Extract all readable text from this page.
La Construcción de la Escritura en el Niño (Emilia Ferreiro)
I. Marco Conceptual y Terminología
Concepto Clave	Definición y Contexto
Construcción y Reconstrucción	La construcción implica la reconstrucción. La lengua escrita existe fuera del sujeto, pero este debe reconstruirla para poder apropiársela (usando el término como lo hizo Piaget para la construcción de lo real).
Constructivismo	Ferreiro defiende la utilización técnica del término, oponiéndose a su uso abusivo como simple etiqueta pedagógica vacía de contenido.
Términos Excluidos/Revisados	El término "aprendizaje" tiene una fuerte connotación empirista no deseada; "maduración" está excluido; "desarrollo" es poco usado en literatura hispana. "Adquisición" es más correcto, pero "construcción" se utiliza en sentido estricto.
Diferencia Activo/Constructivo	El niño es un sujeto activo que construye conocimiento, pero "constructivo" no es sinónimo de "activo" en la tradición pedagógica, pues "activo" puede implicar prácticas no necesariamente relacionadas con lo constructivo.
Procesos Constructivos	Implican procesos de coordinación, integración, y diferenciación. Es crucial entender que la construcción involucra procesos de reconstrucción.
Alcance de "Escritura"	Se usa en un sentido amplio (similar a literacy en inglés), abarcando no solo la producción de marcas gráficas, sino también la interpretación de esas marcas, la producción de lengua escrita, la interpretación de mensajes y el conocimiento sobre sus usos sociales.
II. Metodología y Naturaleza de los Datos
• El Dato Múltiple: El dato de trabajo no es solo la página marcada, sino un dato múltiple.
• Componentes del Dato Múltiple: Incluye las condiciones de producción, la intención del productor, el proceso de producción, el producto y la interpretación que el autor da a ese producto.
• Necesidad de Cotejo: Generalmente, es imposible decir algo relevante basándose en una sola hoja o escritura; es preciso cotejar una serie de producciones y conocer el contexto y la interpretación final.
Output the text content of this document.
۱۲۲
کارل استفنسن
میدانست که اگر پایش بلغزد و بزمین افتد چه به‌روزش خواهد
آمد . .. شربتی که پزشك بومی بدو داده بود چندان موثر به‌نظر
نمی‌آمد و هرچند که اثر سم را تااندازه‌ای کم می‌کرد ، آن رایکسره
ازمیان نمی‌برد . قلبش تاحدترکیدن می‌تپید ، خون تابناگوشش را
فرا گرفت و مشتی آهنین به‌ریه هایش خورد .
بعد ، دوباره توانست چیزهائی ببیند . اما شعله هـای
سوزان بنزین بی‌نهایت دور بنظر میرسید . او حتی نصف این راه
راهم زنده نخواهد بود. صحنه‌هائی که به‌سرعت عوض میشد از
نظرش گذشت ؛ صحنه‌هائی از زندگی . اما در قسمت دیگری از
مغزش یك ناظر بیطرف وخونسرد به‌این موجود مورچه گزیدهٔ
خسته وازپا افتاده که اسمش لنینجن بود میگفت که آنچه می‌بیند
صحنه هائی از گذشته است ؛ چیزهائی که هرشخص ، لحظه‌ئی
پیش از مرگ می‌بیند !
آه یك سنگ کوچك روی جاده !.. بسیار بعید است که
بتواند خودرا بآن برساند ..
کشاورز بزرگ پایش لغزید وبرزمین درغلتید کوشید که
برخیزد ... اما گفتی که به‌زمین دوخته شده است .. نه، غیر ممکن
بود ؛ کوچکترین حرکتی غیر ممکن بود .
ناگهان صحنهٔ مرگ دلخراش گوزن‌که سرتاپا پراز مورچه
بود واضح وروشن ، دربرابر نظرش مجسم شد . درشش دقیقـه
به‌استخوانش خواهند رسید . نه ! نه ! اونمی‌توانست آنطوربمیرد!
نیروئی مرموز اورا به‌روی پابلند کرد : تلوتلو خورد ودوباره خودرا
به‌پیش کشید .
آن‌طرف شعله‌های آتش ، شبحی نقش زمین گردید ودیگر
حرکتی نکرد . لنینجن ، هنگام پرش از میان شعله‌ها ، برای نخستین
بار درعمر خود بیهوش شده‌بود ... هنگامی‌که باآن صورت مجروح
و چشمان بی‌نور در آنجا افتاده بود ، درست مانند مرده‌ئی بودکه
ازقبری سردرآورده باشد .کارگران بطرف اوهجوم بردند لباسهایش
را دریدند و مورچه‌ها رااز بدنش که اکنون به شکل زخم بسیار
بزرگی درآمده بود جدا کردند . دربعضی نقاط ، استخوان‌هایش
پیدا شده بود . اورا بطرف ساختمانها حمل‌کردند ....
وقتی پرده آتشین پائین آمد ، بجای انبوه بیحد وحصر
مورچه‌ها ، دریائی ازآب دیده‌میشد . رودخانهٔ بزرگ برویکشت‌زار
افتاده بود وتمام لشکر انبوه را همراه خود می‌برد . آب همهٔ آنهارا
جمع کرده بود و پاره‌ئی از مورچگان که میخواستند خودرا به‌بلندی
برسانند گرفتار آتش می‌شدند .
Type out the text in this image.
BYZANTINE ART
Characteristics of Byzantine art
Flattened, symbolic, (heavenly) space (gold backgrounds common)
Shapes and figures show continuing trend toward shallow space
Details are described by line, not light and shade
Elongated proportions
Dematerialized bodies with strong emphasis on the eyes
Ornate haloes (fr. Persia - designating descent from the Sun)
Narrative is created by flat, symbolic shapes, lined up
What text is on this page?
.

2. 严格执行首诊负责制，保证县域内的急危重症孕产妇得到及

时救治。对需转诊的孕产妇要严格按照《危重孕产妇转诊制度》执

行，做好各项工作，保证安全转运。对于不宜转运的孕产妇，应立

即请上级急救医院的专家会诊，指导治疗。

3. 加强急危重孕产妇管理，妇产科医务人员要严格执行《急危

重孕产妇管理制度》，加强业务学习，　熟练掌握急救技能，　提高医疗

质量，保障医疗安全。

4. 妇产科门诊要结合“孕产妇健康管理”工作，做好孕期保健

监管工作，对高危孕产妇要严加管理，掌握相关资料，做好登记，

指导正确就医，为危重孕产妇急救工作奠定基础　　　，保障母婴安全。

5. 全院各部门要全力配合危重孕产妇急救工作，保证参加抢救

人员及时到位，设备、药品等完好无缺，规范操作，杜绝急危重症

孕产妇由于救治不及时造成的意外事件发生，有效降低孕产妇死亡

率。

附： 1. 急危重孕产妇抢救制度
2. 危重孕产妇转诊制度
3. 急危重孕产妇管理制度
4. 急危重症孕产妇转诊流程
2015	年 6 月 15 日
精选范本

::::::::::

Print out every record again, exactly and in full.

=== Answer ===
Extract all readable text from this page.
La Construcción de la Escritura en el Niño (Emilia Ferreiro)
I. Marco Conceptual y Terminología
Concepto Clave	Definición y Contexto
Construcción y Reconstrucción	La construcción implica la reconstrucción. La lengua escrita existe fuera del sujeto, pero este debe reconstruirla para poder apropiársela (usando el término como lo hizo Piaget para la construcción de lo real).
Constructivismo	Ferreiro defiende la utilización técnica del término, oponiéndose a su uso abusivo como simple etiqueta pedagógica vacía de contenido.
Términos Excluidos/Revisados	El término "aprendizaje" tiene una fuerte connotación empirista no deseada; "maduración" está excluido; "desarrollo" es poco usado en literatura hispana. "Adquisición" es más correcto, pero "construcción" se utiliza en sentido estricto.
Diferencia Activo/Constructivo	El niño es un sujeto activo que construye conocimiento, pero "constructivo" no es sinónimo de "activo" en la tradición pedagógica, pues "activo" puede implicar prácticas no necesariamente relacionadas con lo constructivo.
Procesos Constructivos	Implican procesos de coordinación, integración, y diferenciación. Es crucial entender que la construcción involucra procesos de reconstrucción.
Alcance de "Escritura"	Se usa en un sentido amplio (similar a literacy en inglés), abarcando no solo la producción de marcas gráficas, sino también la interpretación de esas marcas, la producción de lengua escrita, la interpretación de mensajes y el conocimiento sobre sus usos sociales.
II. Metodología y Naturaleza de los Datos
• El Dato Múltiple: El dato de trabajo no es solo la página marcada, sino un dato múltiple.
• Componentes del Dato Múltiple: Incluye las condiciones de producción, la intención del productor, el proceso de producción, el producto y la interpretación que el autor da a ese producto.
• Necesidad de Cotejo: Generalmente, es imposible decir algo relevante basándose en una sola hoja o escritura; es preciso cotejar una serie de producciones y conocer el contexto y la interpretación final.
Output the text content of this document.
۱۲۲
کارل استفنسن
میدانست که اگر پایش بلغزد و بزمین افتد چه به‌روزش خواهد
آمد . .. شربتی که پزشك بومی بدو داده بود چندان موثر به‌نظر
نمی‌آمد و هرچند که اثر سم را تااندازه‌ای کم می‌کرد ، آن رایکسره
ازمیان نمی‌برد . قلبش تاحدترکیدن می‌تپید ، خون تابناگوشش را
فرا گرفت و مشتی آهنین به‌ریه هایش خورد .
بعد ، دوباره توانست چیزهائی ببیند . اما شعله هـای
سوزان بنزین بی‌نهایت دور بنظر میرسید . او حتی نصف این راه
راهم زنده نخواهد بود. صحنه‌هائی که به‌سرعت عوض میشد از
نظرش گذشت ؛ صحنه‌هائی از زندگی . اما در قسمت دیگری از
مغزش یك ناظر بیطرف وخونسرد به‌این موجود مورچه گزیدهٔ
خسته وازپا افتاده که اسمش لنینجن بود میگفت که آنچه می‌بیند
صحنه هائی از گذشته است ؛ چیزهائی که هرشخص ، لحظه‌ئی
پیش از مرگ می‌بیند !
آه یك سنگ کوچك روی جاده !.. بسیار بعید است که
بتواند خودرا بآن برساند ..
کشاورز بزرگ پایش لغزید وبرزمین درغلتید کوشید که
برخیزد ... اما گفتی که به‌زمین دوخته شده است .. نه، غیر ممکن
بود ؛ کوچکترین حرکتی غیر ممکن بود .
ناگهان صحنهٔ مرگ دلخراش گوزن‌که سرتاپا پراز مورچه
بود واضح وروشن ، دربرابر نظرش مجسم شد . درشش دقیقـه
به‌استخوانش خواهند رسید . نه ! نه ! اونمی‌توانست آنطوربمیرد!
نیروئی مرموز اورا به‌روی پابلند کرد : تلوتلو خورد ودوباره خودرا
به‌پیش کشید .
آن‌طرف شعله‌های آتش ، شبحی نقش زمین گردید ودیگر
حرکتی نکرد . لنینجن ، هنگام پرش از میان شعله‌ها ، برای نخستین
بار درعمر خود بیهوش شده‌بود ... هنگامی‌که باآن صورت مجروح
و چشمان بی‌نور در آنجا افتاده بود ، درست مانند مرده‌ئی بودکه
ازقبری سردرآورده باشد .کارگران بطرف اوهجوم بردند لباسهایش
را دریدند و مورچه‌ها رااز بدنش که اکنون به شکل زخم بسیار
بزرگی درآمده بود جدا کردند . دربعضی نقاط ، استخوان‌هایش
پیدا شده بود . اورا بطرف ساختمانها حمل‌کردند ....
وقتی پرده آتشین پائین آمد ، بجای انبوه بیحد وحصر
مورچه‌ها ، دریائی ازآب دیده‌میشد . رودخانهٔ بزرگ برویکشت‌زار
افتاده بود وتمام لشکر انبوه را همراه خود می‌برد . آب همهٔ آنهارا
جمع کرده بود و پاره‌ئی از مورچگان که میخواستند خودرا به‌بلندی
برسانند گرفتار آتش می‌شدند .
Type out the text in this image.
BYZANTINE ART
Characteristics of Byzantine art
Flattened, symbolic, (heavenly) space (gold backgrounds common)
Shapes and figures show continuing trend toward shallow space
Details are described by line, not light and shade
Elongated proportions
Dematerialized bodies with strong emphasis on the eyes
Ornate haloes (fr. Persia - designating descent from the Sun)
Narrative is created by flat, symbolic shapes, lined up
What text is on this page?
.

2. 严格执行首诊负责制，保证县域内的急危重症孕产妇得到及

时救治。对需转诊的孕产妇要严格按照《危重孕产妇转诊制度》执

行，做好各项工作，保证安全转运。对于不宜转运的孕产妇，应立

即请上级急救医院的专家会诊，指导治疗。

3. 加强急危重孕产妇管理，妇产科医务人员要严格执行《急危

重孕产妇管理制度》，加强业务学习，　熟练掌握急救技能，　提高医疗

质量，保障医疗安全。

4. 妇产科门诊要结合“孕产妇健康管理”工作，做好孕期保健

监管工作，对高危孕产妇要严加管理，掌握相关资料，做好登记，

指导正确就医，为危重孕产妇急救工作奠定基础　　　，保障母婴安全。

5. 全院各部门要全力配合危重孕产妇急救工作，保证参加抢救

人员及时到位，设备、药品等完好无缺，规范操作，杜绝急危重症

孕产妇由于救治不及时造成的意外事件发生，有效降低孕产妇死亡

率。

附： 1. 急危重孕产妇抢救制度
2. 危重孕产妇转诊制度
3. 急危重孕产妇管理制度
4. 急危重症孕产妇转诊流程
2015	年 6 月 15 日
精选范本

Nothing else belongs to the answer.